== Directions ==
Select, from the data, each line where "Address" occurs.

== Input material ==

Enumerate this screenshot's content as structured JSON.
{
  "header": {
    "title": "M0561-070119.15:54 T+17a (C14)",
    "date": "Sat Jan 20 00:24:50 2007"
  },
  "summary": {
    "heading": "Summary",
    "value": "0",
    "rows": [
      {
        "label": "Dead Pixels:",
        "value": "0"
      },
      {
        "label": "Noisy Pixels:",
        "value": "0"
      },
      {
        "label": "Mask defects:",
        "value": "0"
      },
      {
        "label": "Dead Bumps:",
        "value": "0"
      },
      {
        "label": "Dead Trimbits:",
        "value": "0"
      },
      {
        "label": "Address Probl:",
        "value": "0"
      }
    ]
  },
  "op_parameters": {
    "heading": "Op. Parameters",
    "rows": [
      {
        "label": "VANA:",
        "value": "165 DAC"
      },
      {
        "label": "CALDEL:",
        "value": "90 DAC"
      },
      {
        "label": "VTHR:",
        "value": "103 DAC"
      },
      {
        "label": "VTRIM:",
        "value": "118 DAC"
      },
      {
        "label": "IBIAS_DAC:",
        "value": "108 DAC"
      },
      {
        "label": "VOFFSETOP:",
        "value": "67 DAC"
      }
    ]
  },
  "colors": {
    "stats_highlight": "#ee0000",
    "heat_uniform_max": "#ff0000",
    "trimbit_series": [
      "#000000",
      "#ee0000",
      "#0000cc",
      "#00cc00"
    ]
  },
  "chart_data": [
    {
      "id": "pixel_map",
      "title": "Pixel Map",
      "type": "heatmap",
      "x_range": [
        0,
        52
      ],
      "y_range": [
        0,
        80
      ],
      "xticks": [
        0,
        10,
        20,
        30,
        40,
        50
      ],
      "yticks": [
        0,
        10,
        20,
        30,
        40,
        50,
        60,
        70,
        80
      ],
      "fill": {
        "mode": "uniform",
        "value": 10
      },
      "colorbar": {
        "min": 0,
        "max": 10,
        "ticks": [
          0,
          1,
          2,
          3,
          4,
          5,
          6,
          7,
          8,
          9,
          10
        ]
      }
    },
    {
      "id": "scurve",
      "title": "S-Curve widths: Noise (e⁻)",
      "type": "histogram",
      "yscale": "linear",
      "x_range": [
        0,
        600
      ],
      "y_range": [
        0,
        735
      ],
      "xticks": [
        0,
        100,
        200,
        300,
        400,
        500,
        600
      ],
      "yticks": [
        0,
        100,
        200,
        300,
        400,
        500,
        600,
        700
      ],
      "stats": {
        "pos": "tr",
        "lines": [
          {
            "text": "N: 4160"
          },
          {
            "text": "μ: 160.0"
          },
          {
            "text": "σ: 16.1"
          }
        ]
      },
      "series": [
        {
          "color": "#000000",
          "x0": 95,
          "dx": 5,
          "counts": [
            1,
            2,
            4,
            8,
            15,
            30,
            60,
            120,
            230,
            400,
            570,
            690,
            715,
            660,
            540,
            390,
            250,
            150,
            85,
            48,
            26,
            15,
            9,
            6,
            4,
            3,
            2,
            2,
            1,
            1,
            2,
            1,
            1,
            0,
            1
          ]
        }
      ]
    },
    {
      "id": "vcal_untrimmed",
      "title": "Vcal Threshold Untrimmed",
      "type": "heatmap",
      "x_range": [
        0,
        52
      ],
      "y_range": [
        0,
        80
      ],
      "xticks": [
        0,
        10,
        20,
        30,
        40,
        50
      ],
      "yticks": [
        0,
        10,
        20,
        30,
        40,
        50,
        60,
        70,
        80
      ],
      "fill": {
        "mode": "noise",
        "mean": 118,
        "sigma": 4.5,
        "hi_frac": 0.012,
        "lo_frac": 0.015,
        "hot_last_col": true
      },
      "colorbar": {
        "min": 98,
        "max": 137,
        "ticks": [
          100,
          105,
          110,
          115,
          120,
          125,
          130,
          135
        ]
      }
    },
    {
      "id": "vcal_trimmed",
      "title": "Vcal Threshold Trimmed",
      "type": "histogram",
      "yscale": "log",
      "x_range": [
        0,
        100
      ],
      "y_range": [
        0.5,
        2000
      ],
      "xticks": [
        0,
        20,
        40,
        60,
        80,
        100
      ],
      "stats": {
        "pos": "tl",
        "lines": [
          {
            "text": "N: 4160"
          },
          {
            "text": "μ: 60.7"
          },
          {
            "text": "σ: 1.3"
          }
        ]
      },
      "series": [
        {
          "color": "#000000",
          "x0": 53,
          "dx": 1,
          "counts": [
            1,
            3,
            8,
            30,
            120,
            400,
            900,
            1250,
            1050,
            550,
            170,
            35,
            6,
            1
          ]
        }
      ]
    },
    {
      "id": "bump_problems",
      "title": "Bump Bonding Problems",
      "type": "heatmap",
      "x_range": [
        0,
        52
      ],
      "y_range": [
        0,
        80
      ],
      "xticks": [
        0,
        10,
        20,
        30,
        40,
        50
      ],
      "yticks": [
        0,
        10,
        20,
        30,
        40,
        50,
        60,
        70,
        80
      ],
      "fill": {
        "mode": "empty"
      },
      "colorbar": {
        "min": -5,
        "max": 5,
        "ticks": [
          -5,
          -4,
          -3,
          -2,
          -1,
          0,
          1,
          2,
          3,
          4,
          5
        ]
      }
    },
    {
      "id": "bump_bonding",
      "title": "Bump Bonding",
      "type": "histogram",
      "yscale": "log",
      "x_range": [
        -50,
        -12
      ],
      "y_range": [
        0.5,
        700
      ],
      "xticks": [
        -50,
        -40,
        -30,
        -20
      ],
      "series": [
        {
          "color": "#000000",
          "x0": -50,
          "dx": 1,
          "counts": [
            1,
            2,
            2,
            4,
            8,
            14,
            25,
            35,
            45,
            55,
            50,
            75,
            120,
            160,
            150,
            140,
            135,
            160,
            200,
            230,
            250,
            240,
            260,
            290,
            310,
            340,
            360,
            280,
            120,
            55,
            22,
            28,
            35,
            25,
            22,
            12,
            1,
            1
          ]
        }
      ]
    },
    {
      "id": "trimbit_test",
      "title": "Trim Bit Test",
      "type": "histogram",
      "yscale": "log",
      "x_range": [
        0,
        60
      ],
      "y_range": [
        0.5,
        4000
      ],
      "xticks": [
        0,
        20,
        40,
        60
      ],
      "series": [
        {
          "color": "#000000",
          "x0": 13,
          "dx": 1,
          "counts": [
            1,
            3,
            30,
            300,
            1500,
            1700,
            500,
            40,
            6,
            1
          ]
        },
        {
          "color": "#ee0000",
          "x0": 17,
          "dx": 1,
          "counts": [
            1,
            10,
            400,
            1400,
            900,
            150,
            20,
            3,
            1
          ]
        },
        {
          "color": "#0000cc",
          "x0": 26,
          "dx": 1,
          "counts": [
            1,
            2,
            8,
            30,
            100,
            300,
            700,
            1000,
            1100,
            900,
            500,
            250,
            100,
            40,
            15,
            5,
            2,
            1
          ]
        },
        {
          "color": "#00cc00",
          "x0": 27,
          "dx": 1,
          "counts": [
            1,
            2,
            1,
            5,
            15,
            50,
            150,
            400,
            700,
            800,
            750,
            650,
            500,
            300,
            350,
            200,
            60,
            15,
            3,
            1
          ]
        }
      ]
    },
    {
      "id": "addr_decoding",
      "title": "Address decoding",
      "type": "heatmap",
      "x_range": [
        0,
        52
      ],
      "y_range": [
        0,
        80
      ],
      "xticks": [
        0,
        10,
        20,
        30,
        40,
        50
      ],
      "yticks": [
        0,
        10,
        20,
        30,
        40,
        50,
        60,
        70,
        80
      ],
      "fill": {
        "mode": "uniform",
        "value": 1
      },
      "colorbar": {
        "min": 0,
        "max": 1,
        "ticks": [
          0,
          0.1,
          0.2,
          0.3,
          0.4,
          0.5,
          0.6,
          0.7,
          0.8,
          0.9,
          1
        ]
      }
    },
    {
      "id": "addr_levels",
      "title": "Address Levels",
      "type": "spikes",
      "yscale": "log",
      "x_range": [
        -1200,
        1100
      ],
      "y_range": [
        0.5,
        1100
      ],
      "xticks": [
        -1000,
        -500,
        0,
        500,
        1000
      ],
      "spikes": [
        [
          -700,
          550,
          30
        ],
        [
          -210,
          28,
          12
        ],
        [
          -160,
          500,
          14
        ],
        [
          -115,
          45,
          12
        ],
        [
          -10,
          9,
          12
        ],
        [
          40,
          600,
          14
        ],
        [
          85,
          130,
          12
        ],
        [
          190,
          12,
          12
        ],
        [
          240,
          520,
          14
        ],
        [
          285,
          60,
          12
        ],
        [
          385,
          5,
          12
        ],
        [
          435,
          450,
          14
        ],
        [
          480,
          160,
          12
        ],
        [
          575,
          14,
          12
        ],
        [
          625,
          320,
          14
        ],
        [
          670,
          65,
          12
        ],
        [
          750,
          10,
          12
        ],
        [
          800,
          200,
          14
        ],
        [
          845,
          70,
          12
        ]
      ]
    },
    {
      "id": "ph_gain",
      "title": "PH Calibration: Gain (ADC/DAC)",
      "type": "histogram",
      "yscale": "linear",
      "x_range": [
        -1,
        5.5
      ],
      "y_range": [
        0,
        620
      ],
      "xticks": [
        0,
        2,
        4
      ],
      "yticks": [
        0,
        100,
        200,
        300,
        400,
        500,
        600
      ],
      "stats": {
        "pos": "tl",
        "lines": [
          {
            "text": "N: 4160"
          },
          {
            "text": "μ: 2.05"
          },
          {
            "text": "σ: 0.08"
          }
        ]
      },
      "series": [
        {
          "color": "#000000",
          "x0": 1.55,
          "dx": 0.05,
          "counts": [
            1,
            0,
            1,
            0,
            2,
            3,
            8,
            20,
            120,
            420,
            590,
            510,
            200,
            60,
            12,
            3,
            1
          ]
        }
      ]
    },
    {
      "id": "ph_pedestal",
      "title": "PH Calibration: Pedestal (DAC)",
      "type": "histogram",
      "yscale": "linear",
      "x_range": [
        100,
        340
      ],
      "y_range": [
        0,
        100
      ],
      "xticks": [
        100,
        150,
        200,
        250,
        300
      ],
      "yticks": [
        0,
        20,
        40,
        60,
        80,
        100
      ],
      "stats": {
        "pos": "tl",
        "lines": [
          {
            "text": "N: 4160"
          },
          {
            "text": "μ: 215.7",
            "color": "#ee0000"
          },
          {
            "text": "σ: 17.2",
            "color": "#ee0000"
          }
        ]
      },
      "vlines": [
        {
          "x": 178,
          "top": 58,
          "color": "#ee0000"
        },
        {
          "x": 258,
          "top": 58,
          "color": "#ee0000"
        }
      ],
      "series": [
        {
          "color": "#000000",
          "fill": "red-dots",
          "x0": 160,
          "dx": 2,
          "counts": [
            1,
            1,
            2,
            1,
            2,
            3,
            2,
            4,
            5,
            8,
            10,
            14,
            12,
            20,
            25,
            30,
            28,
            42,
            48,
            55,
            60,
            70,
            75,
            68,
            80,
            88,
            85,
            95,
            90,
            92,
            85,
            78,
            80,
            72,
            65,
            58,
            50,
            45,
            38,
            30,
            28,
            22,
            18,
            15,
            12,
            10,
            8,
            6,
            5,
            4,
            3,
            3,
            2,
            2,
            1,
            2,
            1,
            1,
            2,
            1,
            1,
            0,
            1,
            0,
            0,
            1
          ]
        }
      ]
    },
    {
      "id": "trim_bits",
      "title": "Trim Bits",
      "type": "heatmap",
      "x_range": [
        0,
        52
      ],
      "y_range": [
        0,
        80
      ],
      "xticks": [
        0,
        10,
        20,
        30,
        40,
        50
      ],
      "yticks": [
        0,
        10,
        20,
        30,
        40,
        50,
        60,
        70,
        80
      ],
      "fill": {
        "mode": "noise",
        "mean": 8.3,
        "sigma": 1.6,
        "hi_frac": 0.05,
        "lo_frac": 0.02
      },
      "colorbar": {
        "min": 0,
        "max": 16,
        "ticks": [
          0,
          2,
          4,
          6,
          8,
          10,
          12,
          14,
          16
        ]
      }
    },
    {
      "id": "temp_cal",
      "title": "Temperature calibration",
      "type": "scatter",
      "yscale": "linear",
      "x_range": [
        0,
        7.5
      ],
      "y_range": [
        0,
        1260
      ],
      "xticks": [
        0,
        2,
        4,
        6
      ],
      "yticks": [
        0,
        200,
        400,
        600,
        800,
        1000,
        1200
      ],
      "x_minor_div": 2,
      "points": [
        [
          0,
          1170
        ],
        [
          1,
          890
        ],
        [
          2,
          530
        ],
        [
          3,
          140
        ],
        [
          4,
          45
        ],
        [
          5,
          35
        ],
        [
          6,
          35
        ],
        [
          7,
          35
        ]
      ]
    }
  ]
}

== Response ==
        "label": "Address Probl:",
      "title": "Address decoding",
      "title": "Address Levels",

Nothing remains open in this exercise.